TAREFAS:
**A)** No trecho sobre a agressão ao casal, em que região o ataque aconteceu?
**B)** Dê continuidade ao trecho sobre a agressão ao casal a partir da última frase apresentada.

TRECHO:
══════
Engraçado
e estranho como a vida ou o destino, se assim se prefere nomear as insondáveis
circunstâncias que entrelaçam caminhos a revelia de nossa vontade e desejos,
trabalham.
Mais
estranho ainda é como a empatia de uma situação pode transpor limites temporais
e nos dar uma olhadela num futuro possível com probabilidades e possibilidades
que, de nós quem pode saber ao certo, viriam a ser. Por outro lado, essas
mesmas situações podem nos dar um despertar, uma consciência do que é realmente
importante e de como, por razões diversas e tão individuais quanto nossas
personalidades, estamos diariamente a por fora tudo aquilo que realmente conta.
Se
há regra mais certa é que nos olhos alheios, poeira é refresco e eu mesmo,
vezes antes combativo nessas mesmas páginas que andavam abandonadas, acabei por
voltar à minha área de conforto e esquecer de que a pedra que atinge meu
vizinho, ainda que não direcionada a mim, faz ondas num lago tranqüilo (apenas
sob a superfície) as quais acabam por me alcançar não importa quão longe se
pareça estar do epicentro.
Há
alguns dias, conhecemos uma das partes envolvidas num desses infames ataques a
gueis. Creio que todos se recordem deles, lá pelo fim do ano passado, um casal
foi brutalmente agredido na região da Paulista e um deles foi seriamente
ferido, houve grande repercussão, entrevistas e todo aquele circo que não eles
mas a mídia adora armar apenas para ser suplantado pelo próximo assunto mais
escabroso e menos importante.
O
casal em si teve sua vida revirada, seu norte perdido tanto pessoal como
profissionalmente e pagaram o amargo preço da exposição e, com tamanha guinada,
irão dentro de poucos dias, embora do país em busca de ares mais frescos, novos
horizontes e oxalá um recomeço. De certa forma foi triste conhecer pessoa tão
especial e ter usufruído de sua companhia tão pouco tempo posto que nos pareceu
que, fossem outras as circunstâncias, ele e seu marido se tornariam parte de
nosso grupo de amados amigos.
Esse
gosto amargo do futuro já pretérito me incomoda porém, mais ainda me incomoda o
fato de ver duas pessoas que tinham uma vida em comum, planos, sonhos, desejos,
terem tudo isso arrancado de si não pela fatalidade que nos ronda feito cães de
Agosto mas pela violência ignorante que atinge todos nós pouco importa orientação
sexual, classe, etnia ou seja o que for; basta não ser igual, não estar de
acordo ou passar ao outro esse impressão e ainda pior, nem isso que ainda
poderia, num exercício forçado de lógica, estar aliado a crenças pessoais ou ‘ideológicas’
o que ainda não justificaria de forma alguma o fato mas, a gratuidade da coisa
me assusta, faz-se porque se quis, porque ‘deu vontade’ e porque se tem certeza
de que, via de regra, será o fato impune.
══════
ITENS FORNECIDOS:
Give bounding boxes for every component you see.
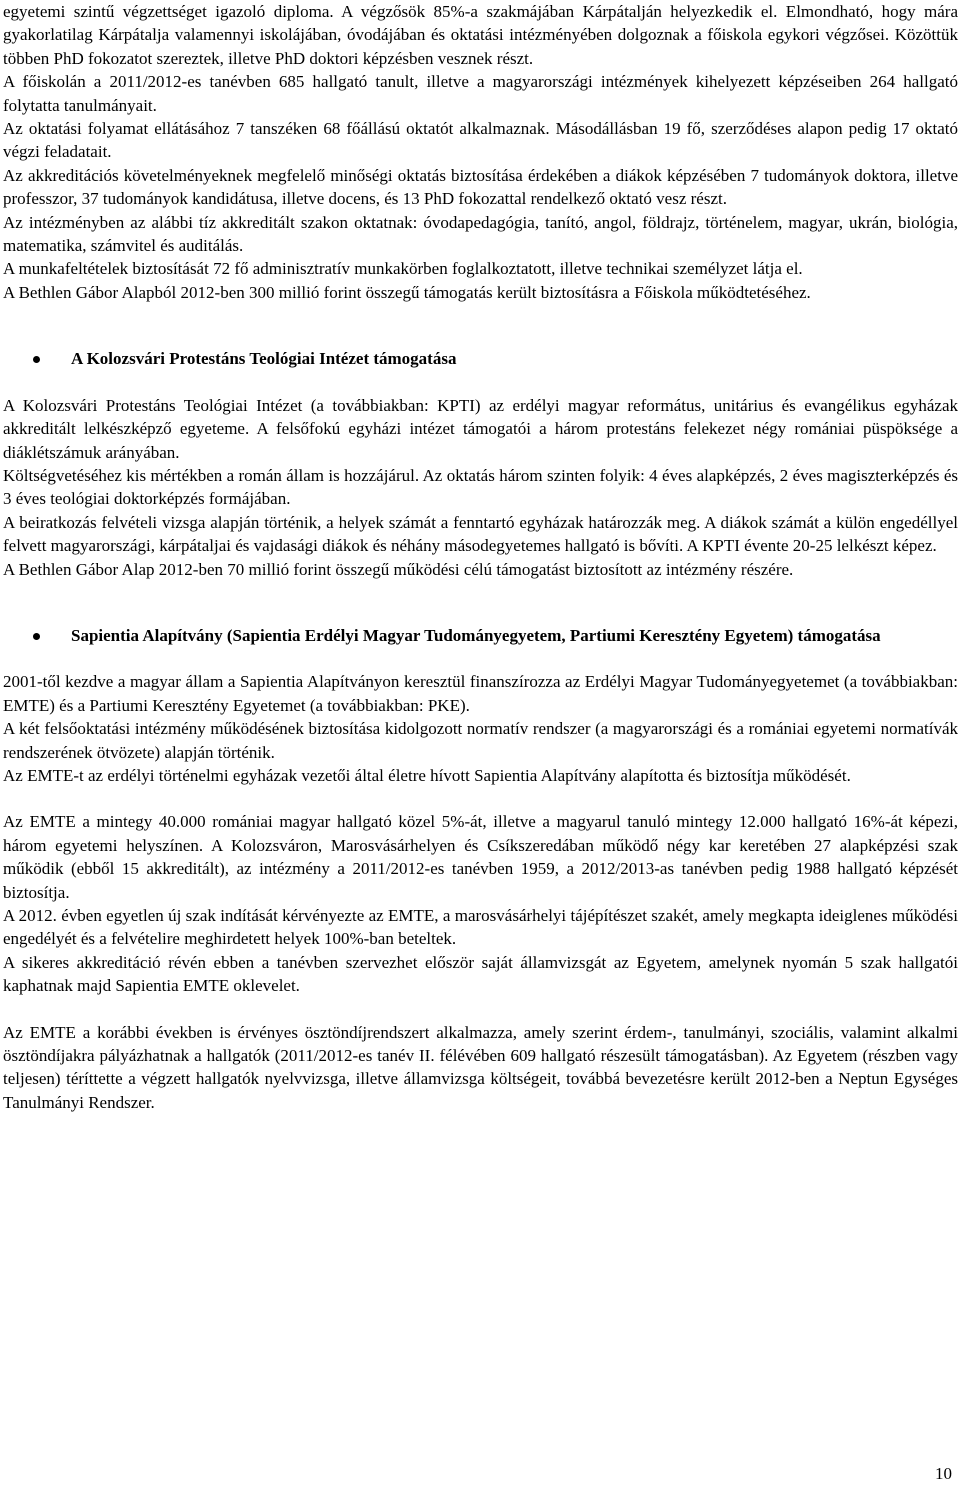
paragraph: A Bethlen Gábor Alapból 2012-ben 300 millió forint összegű támogatás került biztosításra a Főiskola működtetéséhez. [3, 282, 811, 302]
paragraph: Az EMTE a korábbi években is érvényes ösztöndíjrendszert alkalmazza, amely szerint érdem-, tanulmányi, szociális, valamint alkalmi ösztöndíjakra pályázhatnak a hallgatók (2011/2012-es tanév II. félévében 609 hallgató részesült támogatásban). Az Egyetem (részben vagy teljesen) téríttette a végzett hallgatók nyelvvizsga, illetve államvizsga költségeit, továbbá bevezetésre került 2012-ben a Neptun Egységes Tanulmányi Rendszer. [3, 1022, 958, 1112]
paragraph: A két felsőoktatási intézmény működésének biztosítása kidolgozott normatív rendszer (a magyarországi és a romániai egyetemi normatívák rendszerének ötvözete) alapján történik. [3, 719, 958, 762]
paragraph: A beiratkozás felvételi vizsga alapján történik, a helyek számát a fenntartó egyházak határozzák meg. A diákok számát a külön engedéllyel felvett magyarországi, kárpátaljai és vajdasági diákok és néhány másodegyetemes hallgató is bővíti. A KPTI évente 20-25 lelkészt képez. [3, 512, 958, 556]
paragraph: A munkafeltételek biztosítását 72 fő adminisztratív munkakörben foglalkoztatott, illetve technikai személyzet látja el. [3, 259, 803, 279]
paragraph: A 2012. évben egyetlen új szak indítását kérvényezte az EMTE, a marosvásárhelyi tájépítészet szakét, amely megkapta ideiglenes működési engedélyét és a felvételire meghirdetett helyek 100%-ban beteltek. [3, 906, 958, 949]
paragraph: A Kolozsvári Protestáns Teológiai Intézet (a továbbiakban: KPTI) az erdélyi magyar református, unitárius és evangélikus egyházak akkreditált lelkészképző egyeteme. A felsőfokú egyházi intézet támogatói a három protestáns felekezet négy romániai püspöksége a diáklétszámuk arányában. [3, 395, 958, 462]
page-number: 10 [935, 1464, 952, 1483]
bullet-icon [33, 633, 40, 640]
section-heading-kpti [3, 347, 958, 370]
paragraph: Az akkreditációs követelményeknek megfelelő minőségi oktatás biztosítása érdekében a diákok képzésében 7 tudományok doktora, illetve professzor, 37 tudományok kandidátusa, illetve docens, és 13 PhD fokozattal rendelkező oktató vesz részt. [3, 165, 958, 209]
paragraph: A sikeres akkreditáció révén ebben a tanévben szervezhet először saját államvizsgát az Egyetem, amelynek nyomán 5 szak hallgatói kaphatnak majd Sapientia EMTE oklevelet. [3, 952, 958, 996]
bullet-icon [33, 356, 40, 363]
paragraph: 2001-től kezdve a magyar állam a Sapientia Alapítványon keresztül finanszírozza az Erdélyi Magyar Tudományegyetemet (a továbbiakban: EMTE) és a Partiumi Keresztény Egyetemet (a továbbiakban: PKE). [3, 672, 958, 715]
page-content [3, 0, 958, 1114]
section-heading-sapientia [3, 624, 958, 647]
paragraph: Az intézményben az alábbi tíz akkreditált szakon oktatnak: óvodapedagógia, tanító, angol, földrajz, történelem, magyar, ukrán, biológia, matematika, számvitel és auditálás. [3, 212, 958, 256]
paragraph: A főiskolán a 2011/2012-es tanévben 685 hallgató tanult, illetve a magyarországi intézmények kihelyezett képzéseiben 264 hallgató folytatta tanulmányait. [3, 72, 958, 115]
paragraph: Az EMTE-t az erdélyi történelmi egyházak vezetői által életre hívott Sapientia Alapítvány alapította és biztosítja működését. [3, 765, 851, 785]
paragraph: Az EMTE a mintegy 40.000 romániai magyar hallgató közel 5%-át, illetve a magyarul tanuló mintegy 12.000 hallgató 16%-át képezi, három egyetemi helyszínen. A Kolozsváron, Marosvásárhelyen és Csíkszeredában működő négy kar keretében 27 alapképzési szak működik (ebből 15 akkreditált), az intézmény a 2011/2012-es tanévben 1959, a 2012/2013-as tanévben pedig 1988 hallgató képzését biztosítja. [3, 812, 958, 902]
paragraph: egyetemi szintű végzettséget igazoló diploma. A végzősök 85%-a szakmájában Kárpátalján helyezkedik el. Elmondható, hogy mára gyakorlatilag Kárpátalja valamennyi iskolájában, óvodájában és oktatási intézményében dolgoznak a főiskola egykori végzősei. Közöttük többen PhD fokozatot szereztek, illetve PhD doktori képzésben vesznek részt. [3, 2, 958, 68]
section-heading-text: A Kolozsvári Protestáns Teológiai Intézet támogatása [71, 349, 457, 369]
paragraph: Az oktatási folyamat ellátásához 7 tanszéken 68 főállású oktatót alkalmaznak. Másodállásban 19 fő, szerződéses alapon pedig 17 oktató végzi feladatait. [3, 119, 958, 162]
paragraph: A Bethlen Gábor Alap 2012-ben 70 millió forint összegű működési célú támogatást biztosított az intézmény részére. [3, 559, 794, 579]
paragraph: Költségvetéséhez kis mértékben a román állam is hozzájárul. Az oktatás három szinten folyik: 4 éves alapképzés, 2 éves magiszterképzés és 3 éves teológiai doktorképzés formájában. [3, 465, 958, 509]
section-heading-text: Sapientia Alapítvány (Sapientia Erdélyi Magyar Tudományegyetem, Partiumi Keresztény Egyetem) támogatása [71, 625, 881, 645]
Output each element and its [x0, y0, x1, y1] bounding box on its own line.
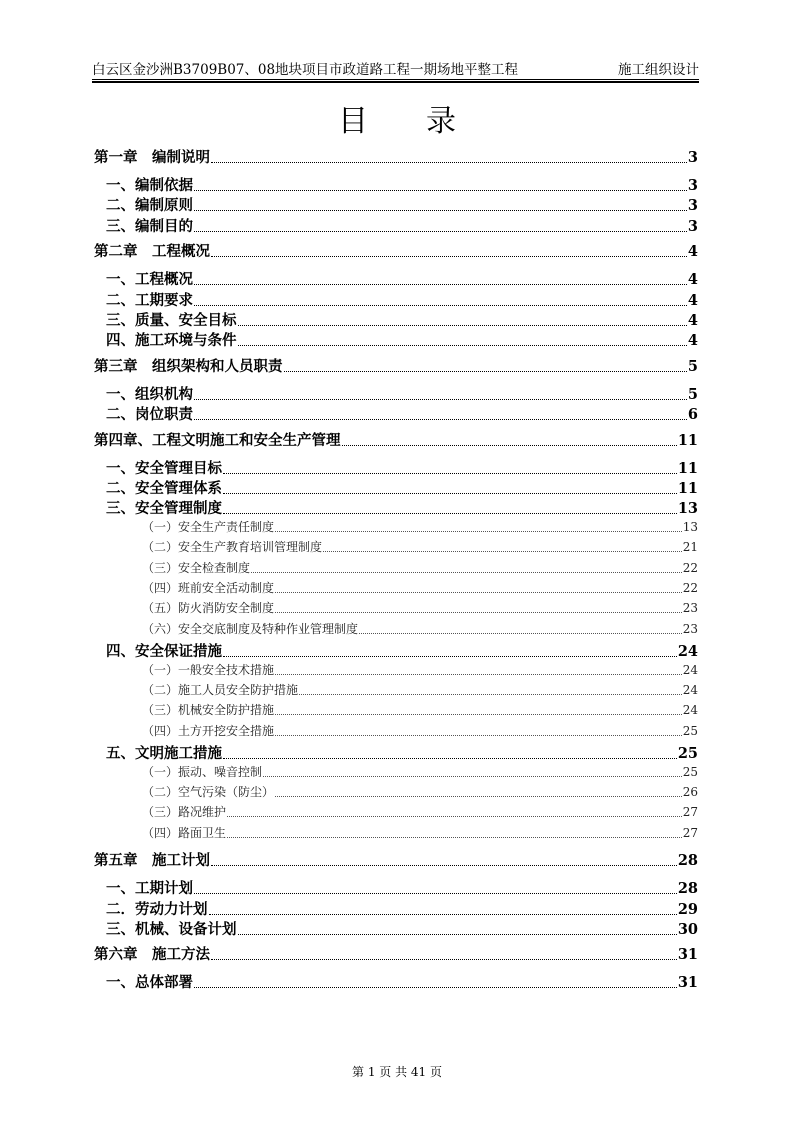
- toc-leader-dots: [194, 398, 687, 400]
- toc-entry-label: 一、工期计划: [106, 880, 193, 898]
- toc-leader-dots: [238, 344, 687, 346]
- toc-entry-page: 27: [682, 825, 698, 840]
- toc-leader-dots: [323, 550, 682, 552]
- toc-entry[interactable]: [94, 477, 698, 498]
- toc-entry[interactable]: [94, 559, 698, 576]
- toc-entry-page: 27: [682, 805, 698, 820]
- toc-leader-dots: [275, 673, 682, 675]
- toc-entry-page: 22: [682, 560, 698, 575]
- toc-entry-label: 一、工程概况: [106, 271, 193, 289]
- toc-entry-label: （二）施工人员安全防护措施: [142, 683, 299, 697]
- toc-leader-dots: [211, 255, 687, 257]
- toc-entry-label: 第五章 施工计划: [94, 852, 210, 870]
- toc-leader-dots: [194, 304, 687, 306]
- toc-entry[interactable]: [94, 215, 698, 236]
- toc-entry-label: 一、安全管理目标: [106, 459, 222, 477]
- toc-entry-page: 4: [687, 291, 698, 309]
- toc-entry[interactable]: [94, 268, 698, 289]
- toc-entry[interactable]: [94, 849, 698, 870]
- toc-leader-dots: [211, 864, 677, 866]
- toc-entry-page: 24: [682, 662, 698, 677]
- toc-leader-dots: [275, 795, 682, 797]
- toc-entry-page: 4: [687, 332, 698, 350]
- toc-entry-label: 第一章 编制说明: [94, 149, 210, 166]
- toc-entry-page: 24: [677, 643, 698, 661]
- toc-entry[interactable]: [94, 898, 698, 919]
- toc-leader-dots: [194, 418, 687, 420]
- toc-leader-dots: [275, 734, 682, 736]
- toc-entry[interactable]: [94, 943, 698, 964]
- toc-entry-page: 5: [687, 385, 698, 403]
- toc-entry[interactable]: [94, 783, 698, 800]
- toc-entry-label: （三）路况维护: [142, 805, 227, 820]
- toc-leader-dots: [211, 958, 677, 960]
- toc-leader-dots: [275, 713, 682, 715]
- toc-entry-label: 四、施工环境与条件: [106, 332, 237, 350]
- toc-leader-dots: [275, 530, 682, 532]
- toc-entry[interactable]: [94, 877, 698, 898]
- toc-entry-page: 25: [682, 723, 698, 738]
- toc-leader-dots: [223, 655, 677, 657]
- toc-entry[interactable]: [94, 824, 698, 841]
- toc-entry-label: （二）安全生产教育培训管理制度: [142, 540, 323, 555]
- toc-leader-dots: [359, 632, 682, 634]
- toc-entry-label: 四、安全保证措施: [106, 643, 222, 661]
- toc-entry-label: （一）振动、噪音控制: [142, 764, 263, 779]
- toc-entry-label: 三、安全管理制度: [106, 500, 222, 518]
- toc-entry-label: 第三章 组织架构和人员职责: [94, 357, 283, 375]
- toc-entry-label: 第二章 工程概况: [94, 243, 210, 261]
- toc-entry-page: 11: [677, 480, 698, 497]
- toc-entry-page: 29: [677, 900, 698, 918]
- toc-entry[interactable]: [94, 518, 698, 535]
- toc-entry-label: （一）安全生产责任制度: [142, 519, 275, 534]
- toc-entry[interactable]: [94, 174, 698, 195]
- toc-entry[interactable]: [94, 146, 698, 167]
- toc-entry-label: 第四章、工程文明施工和安全生产管理: [94, 431, 341, 449]
- toc-entry-label: （四）班前安全活动制度: [142, 581, 275, 595]
- toc-leader-dots: [211, 161, 687, 163]
- toc-entry-page: 24: [682, 683, 698, 697]
- toc-entry-page: 13: [682, 519, 698, 534]
- toc-entry-label: （四）路面卫生: [142, 825, 227, 840]
- toc-entry-label: （四）土方开挖安全措施: [142, 723, 275, 738]
- toc-entry-page: 3: [687, 177, 698, 194]
- toc-entry-label: 三、质量、安全目标: [106, 312, 237, 329]
- toc-leader-dots: [275, 611, 682, 613]
- toc-entry[interactable]: [94, 763, 698, 780]
- toc-entry[interactable]: [94, 429, 698, 450]
- toc-entry-label: 一、编制依据: [106, 177, 193, 194]
- toc-entry-page: 3: [687, 217, 698, 235]
- toc-leader-dots: [223, 472, 677, 474]
- toc-entry[interactable]: [94, 803, 698, 820]
- toc-entry-label: 第六章 施工方法: [94, 946, 210, 964]
- toc-entry-page: 28: [677, 852, 698, 870]
- toc-entry-label: 三、机械、设备计划: [106, 921, 237, 938]
- toc-entry[interactable]: [94, 194, 698, 215]
- toc-entry-page: 28: [677, 880, 698, 898]
- toc-entry[interactable]: [94, 599, 698, 616]
- toc-leader-dots: [223, 757, 677, 759]
- toc-entry[interactable]: [94, 403, 698, 424]
- toc-entry-page: 13: [677, 500, 698, 518]
- toc-entry-page: 4: [687, 312, 698, 329]
- toc-leader-dots: [342, 444, 677, 446]
- toc-entry-label: 一、组织机构: [106, 385, 193, 403]
- toc-leader-dots: [263, 775, 682, 777]
- toc-entry-page: 22: [682, 581, 698, 595]
- toc-entry[interactable]: [94, 742, 698, 763]
- toc-leader-dots: [251, 571, 682, 573]
- toc-entry-label: （五）防火消防安全制度: [142, 601, 275, 616]
- toc-leader-dots: [238, 933, 677, 935]
- toc-entry[interactable]: [94, 383, 698, 404]
- toc-entry-page: 6: [687, 406, 698, 424]
- toc-entry-page: 31: [677, 946, 698, 964]
- toc-leader-dots: [238, 324, 687, 326]
- toc-entry-page: 25: [682, 764, 698, 779]
- toc-entry-page: 31: [677, 974, 698, 992]
- toc-entry-label: （二）空气污染（防尘）: [142, 785, 275, 799]
- toc-entry-page: 11: [677, 459, 698, 477]
- toc-leader-dots: [209, 913, 677, 915]
- toc-leader-dots: [194, 230, 687, 232]
- toc-entry-page: 4: [687, 243, 698, 261]
- toc-leader-dots: [194, 892, 677, 894]
- toc-entry[interactable]: [94, 579, 698, 596]
- toc-leader-dots: [223, 492, 677, 494]
- toc-leader-dots: [227, 815, 682, 817]
- toc-entry-label: （三）安全检查制度: [142, 560, 251, 575]
- toc-leader-dots: [223, 512, 677, 514]
- toc-entry-label: （一）一般安全技术措施: [142, 662, 275, 677]
- toc-leader-dots: [299, 693, 682, 695]
- toc-entry-page: 5: [687, 357, 698, 375]
- toc-leader-dots: [275, 591, 682, 593]
- toc-entry[interactable]: [94, 722, 698, 739]
- toc-entry[interactable]: [94, 538, 698, 555]
- toc-entry-page: 24: [682, 703, 698, 718]
- toc-entry-label: 二、岗位职责: [106, 406, 193, 424]
- toc-entry-label: （三）机械安全防护措施: [142, 703, 275, 718]
- toc-entry[interactable]: [94, 457, 698, 478]
- page-header: [92, 57, 699, 80]
- toc-entry-label: 二、工期要求: [106, 291, 193, 309]
- toc-entry-page: 3: [687, 149, 698, 166]
- toc-entry-label: 一、总体部署: [106, 974, 193, 992]
- toc-leader-dots: [194, 986, 677, 988]
- toc-entry[interactable]: [94, 971, 698, 992]
- toc-entry[interactable]: [94, 329, 698, 350]
- toc-leader-dots: [227, 836, 682, 838]
- toc-entry-label: 三、编制目的: [106, 217, 193, 235]
- toc-entry-page: 3: [687, 197, 698, 215]
- toc-leader-dots: [194, 189, 687, 191]
- toc-entry-page: 21: [682, 540, 698, 555]
- toc-entry[interactable]: [94, 497, 698, 518]
- toc-entry-page: 25: [677, 745, 698, 763]
- toc-entry-page: 23: [682, 601, 698, 616]
- toc-entry[interactable]: [94, 620, 698, 637]
- toc-entry-label: 五、文明施工措施: [106, 745, 222, 763]
- header-doc-type: 施工组织设计: [618, 62, 699, 78]
- toc-entry[interactable]: [94, 701, 698, 718]
- toc-entry[interactable]: [94, 240, 698, 261]
- page-title: 目录: [338, 104, 514, 139]
- toc-entry-page: 11: [677, 431, 698, 449]
- toc-leader-dots: [284, 370, 687, 372]
- toc-entry[interactable]: [94, 661, 698, 678]
- toc-entry-page: 23: [682, 621, 698, 636]
- toc-entry-label: 二、编制原则: [106, 197, 193, 215]
- toc-entry-page: 30: [677, 921, 698, 938]
- toc-entry-label: （六）安全交底制度及特种作业管理制度: [142, 621, 359, 636]
- toc-entry-page: 26: [682, 785, 698, 799]
- toc-entry[interactable]: [94, 640, 698, 661]
- toc-entry-label: 二．劳动力计划: [106, 900, 208, 918]
- toc-entry[interactable]: [94, 289, 698, 310]
- toc-entry[interactable]: [94, 309, 698, 330]
- toc-leader-dots: [194, 209, 687, 211]
- toc-entry[interactable]: [94, 355, 698, 376]
- toc-entry[interactable]: [94, 918, 698, 939]
- toc-entry-label: 二、安全管理体系: [106, 480, 222, 497]
- toc-leader-dots: [194, 283, 687, 285]
- toc-entry[interactable]: [94, 681, 698, 698]
- toc-entry-page: 4: [687, 271, 698, 289]
- page-footer: 第 1 页 共 41 页: [352, 1065, 442, 1079]
- header-project-title: 白云区金沙洲B3709B07、08地块项目市政道路工程一期场地平整工程: [92, 62, 519, 78]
══════
RESPOSTAS ESPERADAS:
**A)** Na região da Paulista.

**B)**
Esse
moço nos disse que muitos lhe torceram o nariz acusando-o de fuga mas, quem de
nós aqui longe do olho da tormenta, pode emitir tais julgamentos? Como saber se
não agiríamos da mesma forma? Não desejaríamos ir para outro lugar, recomeçar,
apagar tudo isso e tentar de novo? Não sei, poderia discorrer sobre um sem fim
de hipóteses fosse isso conosco aqui mas é praticamente impossível dizer ao
certo o que faríamos e utópico dizer a eles, com as peles ainda doídas do fato,
que essa ou aquela atitude é errada e que deveriam levantar, sacudir a poeira e
dar a volta por cima.
Triste,
abalou-me profundamente o fato e me fez pensar em como poucos graus nos separam
e como fazemos esses poucos graus virarem anos-luz, como é precioso o tempo que
temos uns com os outros seja pessoal ou virtualmente pois, sob todos os
aspectos, hoje cá estamos e amanhã podemos estar aqui ou ali ou mesmo nem
estar.
Entrei
nesse exílio aqui pela minha crença firme e já compartilhada de que isto não é
oficio mas diversão e, por assim ser, deve ser feito quando desejado mas, ao
mesmo tempo, esse contato com pessoas daqui e que mesmo distantes alimentavam,
creio eu, uma amizade clara fez e faz falta pois ainda que tenhamos momentos
ilha nenhum de nós, como já disse, nasceu para sê-la. Esse encontro com esse
amigo novo e que já se vai e por razões tão infames ainda que, como disse, não
lhe condene em absoluto, me fez colocar a mim e a meu amor em tal situação e
isso me apavorou e fez rogar a todos os santos que nunca e jamais ocorra seja
conosco ou com nossos amigos, talvez o impacto tenha sido de ver a desgraça que
existe e que pode bater à nossa porta do nada, a qualquer instante.
Não
posso prometer que mudarei nossa sociedade para que outros como eles nunca mais
passem por situações como essa e não tenham que deixar tudo aquilo que construíram
aqui para tentar reerguer suas vidas em outro lugar mas, talvez esteja mesmo na
hora de nós aqui desse vilarejo começarmos a unir as forças de alguma forma e
tentar, ao menos, fomentar alguma mudança ou acabaremos por ver cada vez mais
pessoas, todas são próximas, não há desconhecidos pois a violência/ignorância não
conhece amizade ou a falta dela, indo embora, perdendo sonhos ou pior, as
vidas.
Nesse
meio tempo, só posso desejar a eles toda a sorte do mundo, que encontrem uma
nova vida para onde vão e que ela seja infinitamente melhor que a já
conquistada por aqui. Que sejam felizes, que construam seus sonhos e alimentem
novos, que tenham dias maravilhosos, amor e perseverança para quando dos dias
mais nublados, que possam achar tudo aquilo que perderam aqui e que, se um dia
voltarem, encontrem não apenas os amigos deixados aqui, sedentos de seu abraço
e de revê-los mas, acima de tudo, possam encontrar um lugar onde viver suas
vidas em paz, com amor, respeito, justiça e tranquilidade, sem medo.
May the road rise with you!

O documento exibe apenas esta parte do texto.